-- Given data --
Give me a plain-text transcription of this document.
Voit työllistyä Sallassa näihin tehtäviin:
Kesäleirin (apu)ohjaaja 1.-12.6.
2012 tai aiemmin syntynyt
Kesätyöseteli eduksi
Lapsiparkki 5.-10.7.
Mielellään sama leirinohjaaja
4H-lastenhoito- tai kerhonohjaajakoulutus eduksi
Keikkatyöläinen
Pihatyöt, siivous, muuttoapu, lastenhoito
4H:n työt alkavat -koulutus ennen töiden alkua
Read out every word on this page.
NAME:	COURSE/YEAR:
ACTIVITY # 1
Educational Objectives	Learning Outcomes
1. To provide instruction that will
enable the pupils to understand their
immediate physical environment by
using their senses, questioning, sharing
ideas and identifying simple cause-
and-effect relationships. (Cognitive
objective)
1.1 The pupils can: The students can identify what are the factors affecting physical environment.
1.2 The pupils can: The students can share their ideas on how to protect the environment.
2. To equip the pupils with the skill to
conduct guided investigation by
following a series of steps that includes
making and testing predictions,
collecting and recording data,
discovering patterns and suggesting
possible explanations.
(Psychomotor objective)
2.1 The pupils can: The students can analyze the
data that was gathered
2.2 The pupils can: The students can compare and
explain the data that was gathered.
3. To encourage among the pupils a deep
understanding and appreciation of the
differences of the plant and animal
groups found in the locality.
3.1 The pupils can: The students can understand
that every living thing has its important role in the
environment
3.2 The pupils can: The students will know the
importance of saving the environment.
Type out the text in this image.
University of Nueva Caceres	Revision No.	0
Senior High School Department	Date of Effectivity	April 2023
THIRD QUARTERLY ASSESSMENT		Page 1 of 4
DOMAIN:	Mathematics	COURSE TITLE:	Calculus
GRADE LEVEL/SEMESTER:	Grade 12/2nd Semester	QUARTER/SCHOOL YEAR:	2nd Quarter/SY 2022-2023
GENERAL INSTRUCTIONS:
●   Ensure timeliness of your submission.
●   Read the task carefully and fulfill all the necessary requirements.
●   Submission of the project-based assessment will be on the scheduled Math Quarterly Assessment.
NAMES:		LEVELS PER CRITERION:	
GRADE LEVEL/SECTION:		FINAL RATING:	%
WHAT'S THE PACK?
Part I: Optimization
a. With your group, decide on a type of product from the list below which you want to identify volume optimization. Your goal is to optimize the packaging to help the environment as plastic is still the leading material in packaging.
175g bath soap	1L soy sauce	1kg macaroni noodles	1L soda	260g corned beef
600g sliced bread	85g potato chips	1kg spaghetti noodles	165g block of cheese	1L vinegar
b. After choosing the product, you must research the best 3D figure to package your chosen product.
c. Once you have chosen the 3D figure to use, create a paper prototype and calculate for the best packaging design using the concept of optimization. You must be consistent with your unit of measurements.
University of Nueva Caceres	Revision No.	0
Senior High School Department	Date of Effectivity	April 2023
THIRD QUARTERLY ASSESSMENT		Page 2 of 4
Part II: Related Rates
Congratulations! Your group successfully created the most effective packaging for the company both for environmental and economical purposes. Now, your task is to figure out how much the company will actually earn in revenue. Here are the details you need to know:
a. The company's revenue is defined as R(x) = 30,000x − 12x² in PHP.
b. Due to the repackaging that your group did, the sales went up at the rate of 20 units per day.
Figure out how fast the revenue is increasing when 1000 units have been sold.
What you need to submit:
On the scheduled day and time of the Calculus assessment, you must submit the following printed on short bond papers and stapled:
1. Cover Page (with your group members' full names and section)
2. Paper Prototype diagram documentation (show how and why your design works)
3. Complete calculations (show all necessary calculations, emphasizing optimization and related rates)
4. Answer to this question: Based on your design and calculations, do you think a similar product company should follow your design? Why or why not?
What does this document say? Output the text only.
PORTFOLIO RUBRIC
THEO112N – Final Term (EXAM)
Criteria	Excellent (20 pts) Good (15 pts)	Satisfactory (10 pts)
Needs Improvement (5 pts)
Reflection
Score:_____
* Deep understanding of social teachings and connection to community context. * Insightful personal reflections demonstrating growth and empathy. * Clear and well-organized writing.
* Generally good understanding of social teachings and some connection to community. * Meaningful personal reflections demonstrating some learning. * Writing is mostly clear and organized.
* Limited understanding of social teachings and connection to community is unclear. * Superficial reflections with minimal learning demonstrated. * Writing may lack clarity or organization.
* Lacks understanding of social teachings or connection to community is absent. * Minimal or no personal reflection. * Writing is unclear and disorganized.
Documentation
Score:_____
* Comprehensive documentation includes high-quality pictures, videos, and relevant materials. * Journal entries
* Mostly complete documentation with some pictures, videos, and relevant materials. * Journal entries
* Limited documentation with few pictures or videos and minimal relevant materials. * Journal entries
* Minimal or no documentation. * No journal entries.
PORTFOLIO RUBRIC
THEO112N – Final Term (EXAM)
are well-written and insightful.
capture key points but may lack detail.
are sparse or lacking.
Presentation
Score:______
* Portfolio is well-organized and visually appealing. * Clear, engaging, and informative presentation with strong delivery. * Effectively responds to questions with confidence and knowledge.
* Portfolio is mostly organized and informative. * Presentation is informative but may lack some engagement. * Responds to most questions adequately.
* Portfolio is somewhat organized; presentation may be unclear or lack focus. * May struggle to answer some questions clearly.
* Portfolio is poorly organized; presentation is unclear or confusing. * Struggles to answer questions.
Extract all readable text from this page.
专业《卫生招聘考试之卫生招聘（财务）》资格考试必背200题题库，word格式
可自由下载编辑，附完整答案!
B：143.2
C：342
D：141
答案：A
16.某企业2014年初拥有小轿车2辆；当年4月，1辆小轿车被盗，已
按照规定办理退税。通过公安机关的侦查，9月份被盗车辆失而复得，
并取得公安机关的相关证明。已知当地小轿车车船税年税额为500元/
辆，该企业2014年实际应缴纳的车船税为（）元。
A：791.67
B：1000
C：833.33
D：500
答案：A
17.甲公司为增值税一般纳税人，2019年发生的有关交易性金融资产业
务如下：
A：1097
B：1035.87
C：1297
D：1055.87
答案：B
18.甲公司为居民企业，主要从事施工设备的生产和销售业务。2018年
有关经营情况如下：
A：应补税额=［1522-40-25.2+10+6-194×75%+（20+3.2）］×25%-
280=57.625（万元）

-- Stated problem --
Search the entries for the word "lastenhoito" and copy every line that has it.

-- Answer --
4H-lastenhoito- tai kerhonohjaajakoulutus eduksi
Pihatyöt, siivous, muuttoapu, lastenhoito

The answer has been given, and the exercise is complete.